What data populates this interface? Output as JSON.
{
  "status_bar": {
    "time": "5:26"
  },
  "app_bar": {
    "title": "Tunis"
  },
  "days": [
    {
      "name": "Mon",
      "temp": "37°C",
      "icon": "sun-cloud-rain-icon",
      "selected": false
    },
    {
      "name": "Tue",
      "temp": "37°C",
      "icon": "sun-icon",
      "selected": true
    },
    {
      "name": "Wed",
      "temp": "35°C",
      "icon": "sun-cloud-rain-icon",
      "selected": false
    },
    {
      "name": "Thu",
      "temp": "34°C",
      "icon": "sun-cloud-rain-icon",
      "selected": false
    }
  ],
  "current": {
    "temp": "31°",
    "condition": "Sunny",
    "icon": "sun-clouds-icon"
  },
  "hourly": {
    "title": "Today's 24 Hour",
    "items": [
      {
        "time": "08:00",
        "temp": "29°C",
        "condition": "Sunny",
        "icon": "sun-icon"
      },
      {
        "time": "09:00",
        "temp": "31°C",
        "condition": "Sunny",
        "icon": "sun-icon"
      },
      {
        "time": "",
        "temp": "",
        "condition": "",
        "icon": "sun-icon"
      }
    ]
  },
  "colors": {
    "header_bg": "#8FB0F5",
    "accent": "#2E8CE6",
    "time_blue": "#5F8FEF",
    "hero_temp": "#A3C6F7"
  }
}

────────

- GIVEN REQUEST
Return each entry from the material above exactly as it appears.

- RESPONSE BELOW
What data populates this interface? Output as JSON.
{
  "status_bar": {
    "time": "5:26"
  },
  "app_bar": {
    "title": "Tunis"
  },
  "days": [
    {
      "name": "Mon",
      "temp": "37°C",
      "icon": "sun-cloud-rain-icon",
      "selected": false
    },
    {
      "name": "Tue",
      "temp": "37°C",
      "icon": "sun-icon",
      "selected": true
    },
    {
      "name": "Wed",
      "temp": "35°C",
      "icon": "sun-cloud-rain-icon",
      "selected": false
    },
    {
      "name": "Thu",
      "temp": "34°C",
      "icon": "sun-cloud-rain-icon",
      "selected": false
    }
  ],
  "current": {
    "temp": "31°",
    "condition": "Sunny",
    "icon": "sun-clouds-icon"
  },
  "hourly": {
    "title": "Today's 24 Hour",
    "items": [
      {
        "time": "08:00",
        "temp": "29°C",
        "condition": "Sunny",
        "icon": "sun-icon"
      },
      {
        "time": "09:00",
        "temp": "31°C",
        "condition": "Sunny",
        "icon": "sun-icon"
      },
      {
        "time": "",
        "temp": "",
        "condition": "",
        "icon": "sun-icon"
      }
    ]
  },
  "colors": {
    "header_bg": "#8FB0F5",
    "accent": "#2E8CE6",
    "time_blue": "#5F8FEF",
    "hero_temp": "#A3C6F7"
  }
}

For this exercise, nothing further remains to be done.